Data to examine
+---+

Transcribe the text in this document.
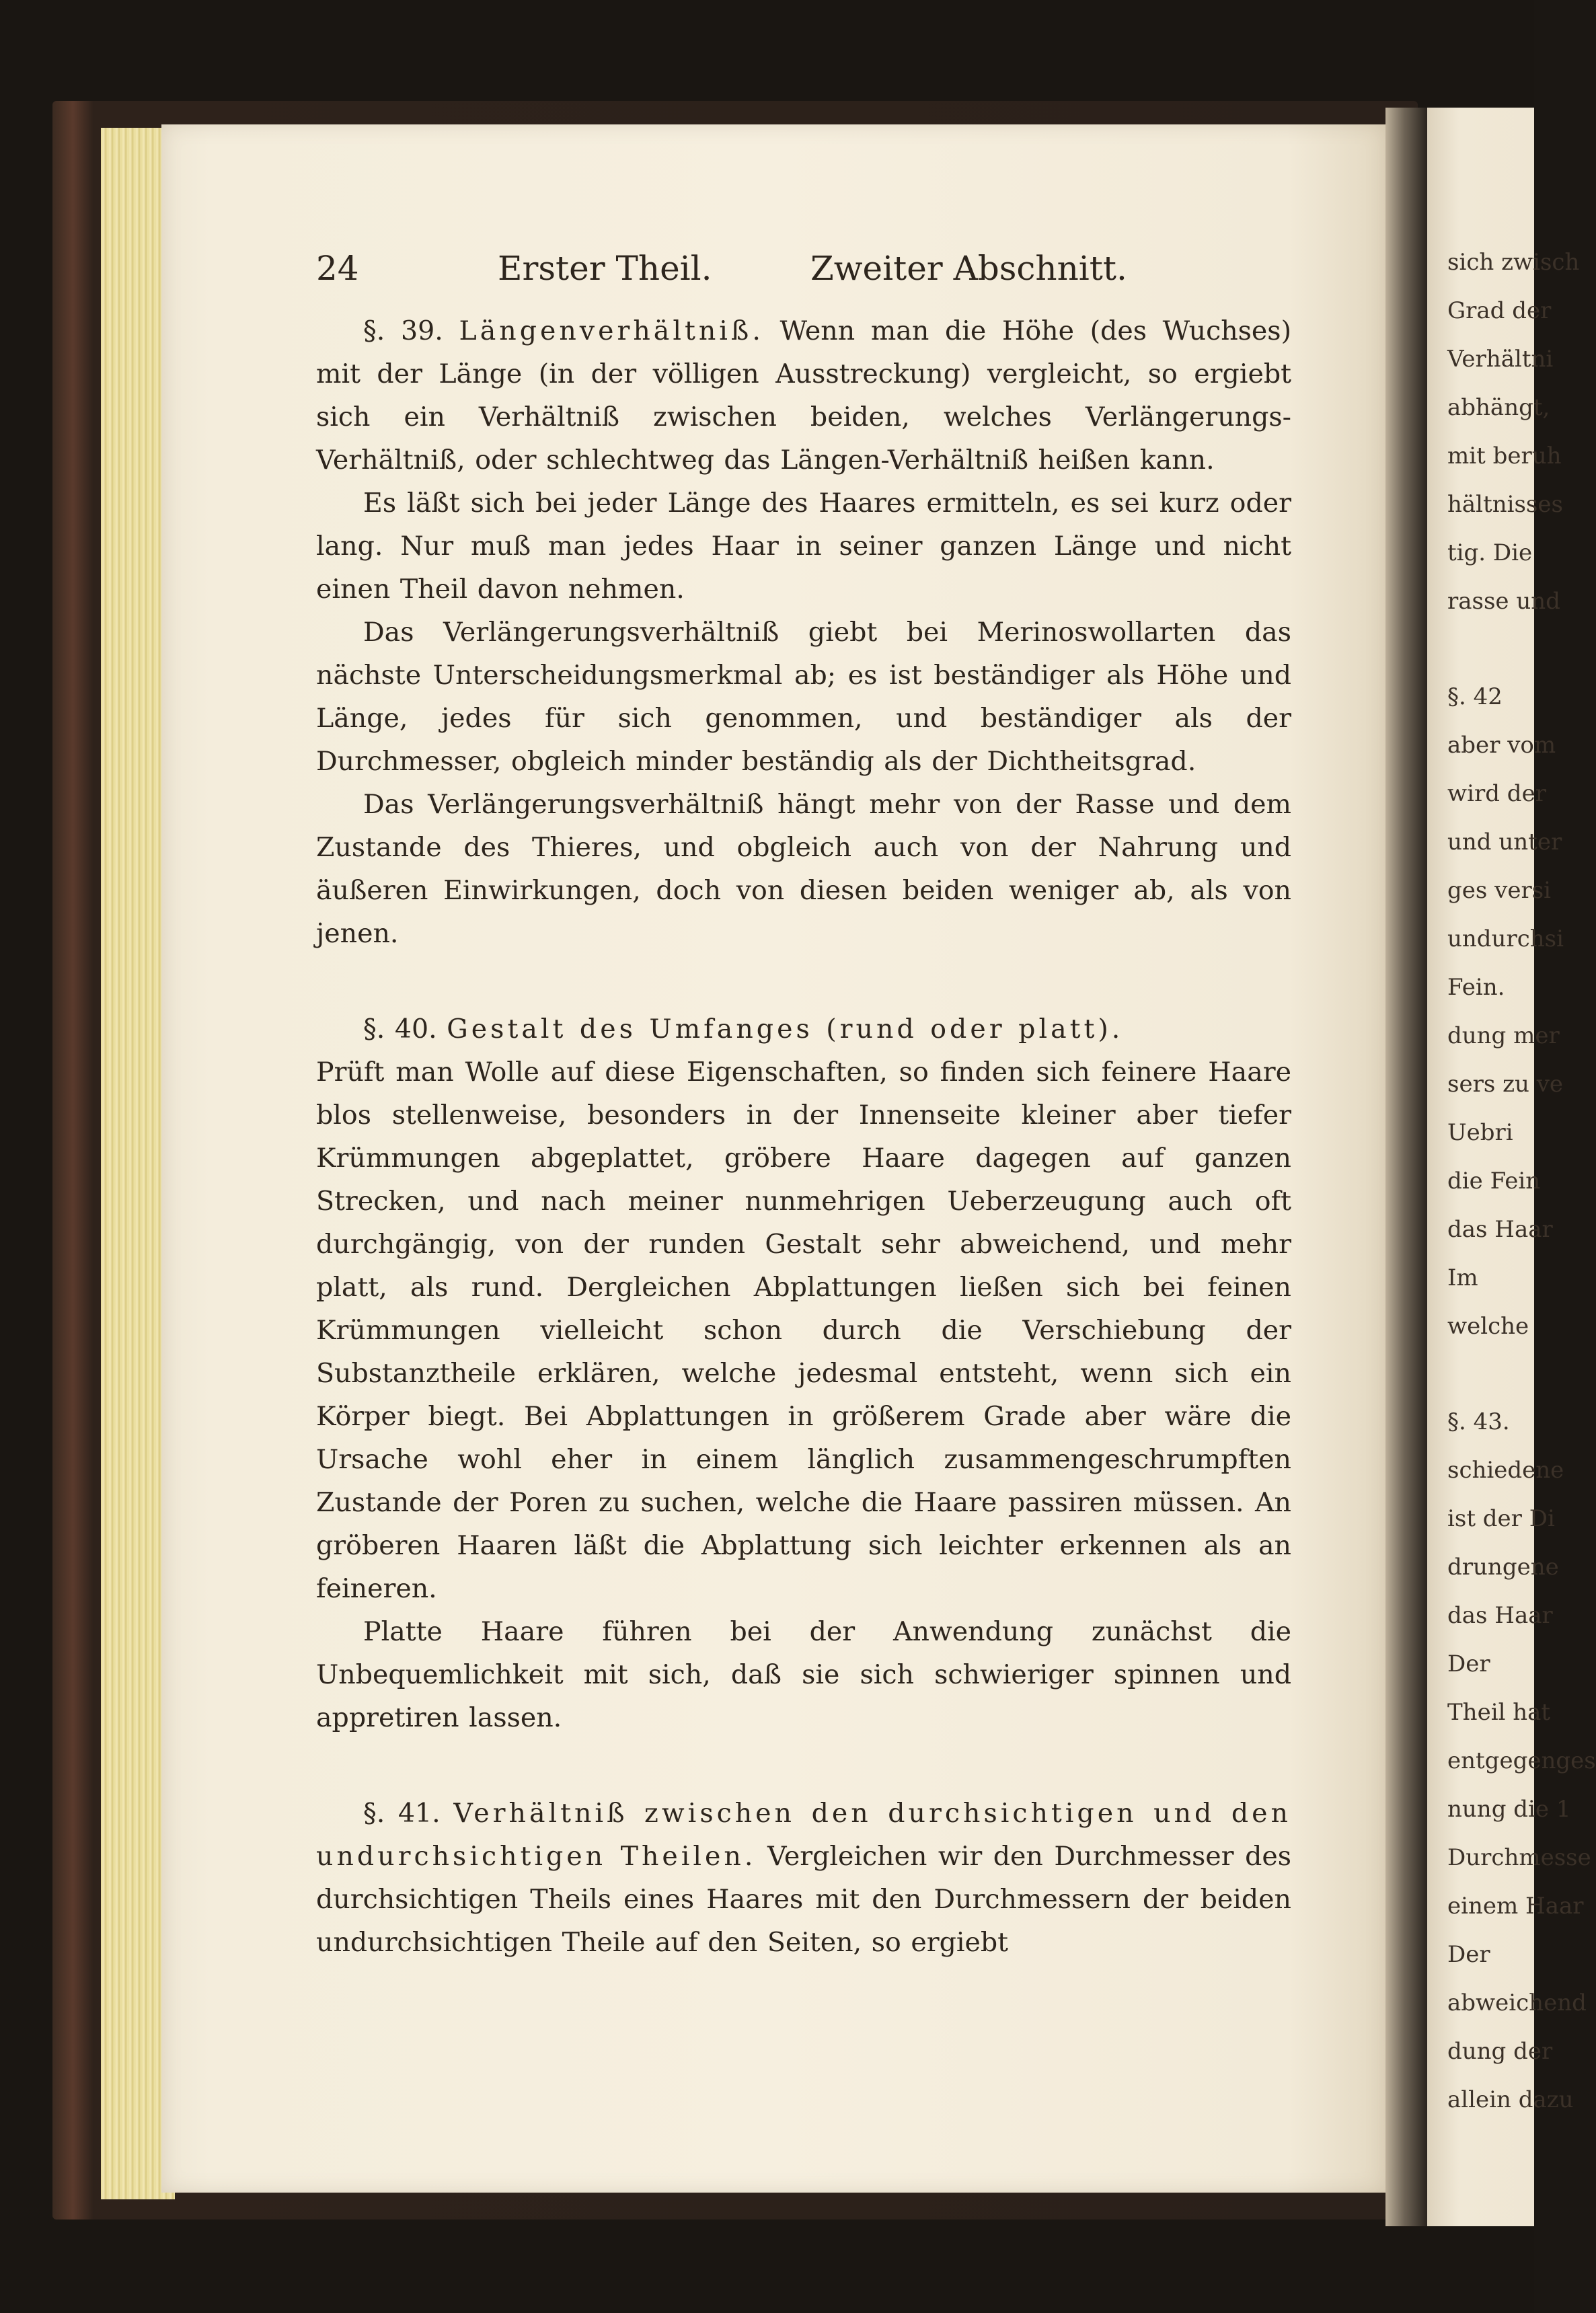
sich zwisch
Grad der
Verhältni
abhängt,
mit beruh
hältnisses
tig. Die
rasse und
§. 42
aber vom
wird der
und unter
ges versi
undurchsi
Fein.
dung mer
sers zu ve
Uebri
die Fein
das Haar
Im
welche
§. 43.
schiedene
ist der Di
drungene
das Haar
Der
Theil hat
entgegenges
nung die 1
Durchmesse
einem Haar
Der
abweichend
dung der
allein dazu
24	Erster Theil.	Zweiter Abschnitt.

§. 39. Längenverhältniß. Wenn man die Höhe (des Wuchses) mit der Länge (in der völligen Ausstreckung) vergleicht, so ergiebt sich ein Verhältniß zwischen beiden, welches Verlängerungs-Verhältniß, oder schlechtweg das Längen-Verhältniß heißen kann.

Es läßt sich bei jeder Länge des Haares ermitteln, es sei kurz oder lang. Nur muß man jedes Haar in seiner ganzen Länge und nicht einen Theil davon nehmen.

Das Verlängerungsverhältniß giebt bei Merinoswollarten das nächste Unterscheidungsmerkmal ab; es ist beständiger als Höhe und Länge, jedes für sich genommen, und beständiger als der Durchmesser, obgleich minder beständig als der Dichtheitsgrad.

Das Verlängerungsverhältniß hängt mehr von der Rasse und dem Zustande des Thieres, und obgleich auch von der Nahrung und äußeren Einwirkungen, doch von diesen beiden weniger ab, als von jenen.

§. 40. Gestalt des Umfanges (rund oder platt).

Prüft man Wolle auf diese Eigenschaften, so finden sich feinere Haare blos stellenweise, besonders in der Innenseite kleiner aber tiefer Krümmungen abgeplattet, gröbere Haare dagegen auf ganzen Strecken, und nach meiner nunmehrigen Ueberzeugung auch oft durchgängig, von der runden Gestalt sehr abweichend, und mehr platt, als rund. Dergleichen Abplattungen ließen sich bei feinen Krümmungen vielleicht schon durch die Verschiebung der Substanztheile erklären, welche jedesmal entsteht, wenn sich ein Körper biegt. Bei Abplattungen in größerem Grade aber wäre die Ursache wohl eher in einem länglich zusammengeschrumpften Zustande der Poren zu suchen, welche die Haare passiren müssen. An gröberen Haaren läßt die Abplattung sich leichter erkennen als an feineren.

Platte Haare führen bei der Anwendung zunächst die Unbequemlichkeit mit sich, daß sie sich schwieriger spinnen und appretiren lassen.

§. 41. Verhältniß zwischen den durchsichtigen und den undurchsichtigen Theilen. Vergleichen wir den Durchmesser des durchsichtigen Theils eines Haares mit den Durchmessern der beiden undurchsichtigen Theile auf den Seiten, so ergiebt
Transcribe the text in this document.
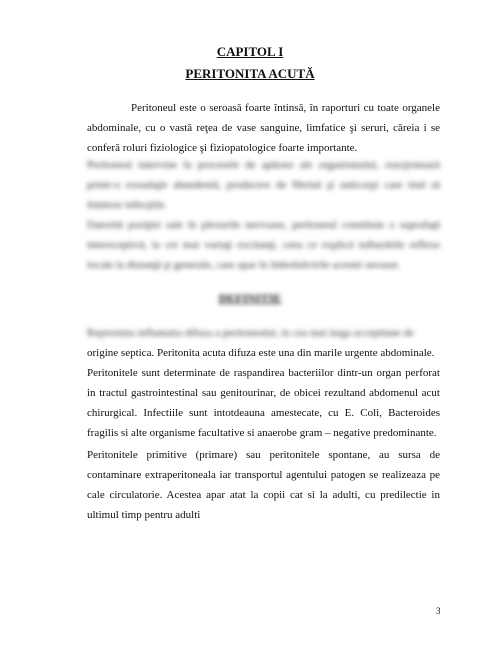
CAPITOL I
PERITONITA ACUTĂ

Peritoneul este o seroasă foarte întinsă, în raporturi cu toate organele abdominale, cu o vastă reţea de vase sanguine, limfatice şi seruri, căreia i se conferă roluri fiziologice şi fiziopatologice foarte importante.

Peritoneul intervine în procesele de apărare ale organismului, reacţionează printr-o exsudaţie abundentă, producere de fibrină şi anticorpi care tind să limiteze infecţiile.

Datorită poziţiei sale în plexurile nervoase, peritoneul constituie o suprafaţă interoceptivă, la cei mai variaţi excitanţi, ceea ce explică tulburările reflexe locale la distanţă şi generale, care apar în îmbolnăvirile acestei seroase.

DEFINITIE

Reprezinta inflamatia difuza a peritoneului, in cea mai larga acceptiune de

origine septica. Peritonita acuta difuza este una din marile urgente abdominale.

Peritonitele sunt determinate de raspandirea bacteriilor dintr-un organ perforat in tractul gastrointestinal sau genitourinar, de obicei rezultand abdomenul acut chirurgical. Infectiile sunt intotdeauna amestecate, cu E. Coli, Bacteroides fragilis si alte organisme facultative si anaerobe gram – negative predominante.

Peritonitele primitive (primare) sau peritonitele spontane, au sursa de contaminare extraperitoneala iar transportul agentului patogen se realizeaza pe cale circulatorie. Acestea apar atat la copii cat si la adulti, cu predilectie in ultimul timp pentru adulti

3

+---+

Print every record above exactly, with no pictures.

Answer section
Transcribe the text in this document.
sich zwisch
Grad der
Verhältni
abhängt,
mit beruh
hältnisses
tig. Die
rasse und
§. 42
aber vom
wird der
und unter
ges versi
undurchsi
Fein.
dung mer
sers zu ve
Uebri
die Fein
das Haar
Im
welche
§. 43.
schiedene
ist der Di
drungene
das Haar
Der
Theil hat
entgegenges
nung die 1
Durchmesse
einem Haar
Der
abweichend
dung der
allein dazu
24	Erster Theil.	Zweiter Abschnitt.

§. 39. Längenverhältniß. Wenn man die Höhe (des Wuchses) mit der Länge (in der völligen Ausstreckung) vergleicht, so ergiebt sich ein Verhältniß zwischen beiden, welches Verlängerungs-Verhältniß, oder schlechtweg das Längen-Verhältniß heißen kann.

Es läßt sich bei jeder Länge des Haares ermitteln, es sei kurz oder lang. Nur muß man jedes Haar in seiner ganzen Länge und nicht einen Theil davon nehmen.

Das Verlängerungsverhältniß giebt bei Merinoswollarten das nächste Unterscheidungsmerkmal ab; es ist beständiger als Höhe und Länge, jedes für sich genommen, und beständiger als der Durchmesser, obgleich minder beständig als der Dichtheitsgrad.

Das Verlängerungsverhältniß hängt mehr von der Rasse und dem Zustande des Thieres, und obgleich auch von der Nahrung und äußeren Einwirkungen, doch von diesen beiden weniger ab, als von jenen.

§. 40. Gestalt des Umfanges (rund oder platt).

Prüft man Wolle auf diese Eigenschaften, so finden sich feinere Haare blos stellenweise, besonders in der Innenseite kleiner aber tiefer Krümmungen abgeplattet, gröbere Haare dagegen auf ganzen Strecken, und nach meiner nunmehrigen Ueberzeugung auch oft durchgängig, von der runden Gestalt sehr abweichend, und mehr platt, als rund. Dergleichen Abplattungen ließen sich bei feinen Krümmungen vielleicht schon durch die Verschiebung der Substanztheile erklären, welche jedesmal entsteht, wenn sich ein Körper biegt. Bei Abplattungen in größerem Grade aber wäre die Ursache wohl eher in einem länglich zusammengeschrumpften Zustande der Poren zu suchen, welche die Haare passiren müssen. An gröberen Haaren läßt die Abplattung sich leichter erkennen als an feineren.

Platte Haare führen bei der Anwendung zunächst die Unbequemlichkeit mit sich, daß sie sich schwieriger spinnen und appretiren lassen.

§. 41. Verhältniß zwischen den durchsichtigen und den undurchsichtigen Theilen. Vergleichen wir den Durchmesser des durchsichtigen Theils eines Haares mit den Durchmessern der beiden undurchsichtigen Theile auf den Seiten, so ergiebt
Transcribe the text in this document.
CAPITOL I
PERITONITA ACUTĂ

Peritoneul este o seroasă foarte întinsă, în raporturi cu toate organele abdominale, cu o vastă reţea de vase sanguine, limfatice şi seruri, căreia i se conferă roluri fiziologice şi fiziopatologice foarte importante.

Peritoneul intervine în procesele de apărare ale organismului, reacţionează printr-o exsudaţie abundentă, producere de fibrină şi anticorpi care tind să limiteze infecţiile.

Datorită poziţiei sale în plexurile nervoase, peritoneul constituie o suprafaţă interoceptivă, la cei mai variaţi excitanţi, ceea ce explică tulburările reflexe locale la distanţă şi generale, care apar în îmbolnăvirile acestei seroase.

DEFINITIE

Reprezinta inflamatia difuza a peritoneului, in cea mai larga acceptiune de

origine septica. Peritonita acuta difuza este una din marile urgente abdominale.

Peritonitele sunt determinate de raspandirea bacteriilor dintr-un organ perforat in tractul gastrointestinal sau genitourinar, de obicei rezultand abdomenul acut chirurgical. Infectiile sunt intotdeauna amestecate, cu E. Coli, Bacteroides fragilis si alte organisme facultative si anaerobe gram – negative predominante.

Peritonitele primitive (primare) sau peritonitele spontane, au sursa de contaminare extraperitoneala iar transportul agentului patogen se realizeaza pe cale circulatorie. Acestea apar atat la copii cat si la adulti, cu predilectie in ultimul timp pentru adulti

3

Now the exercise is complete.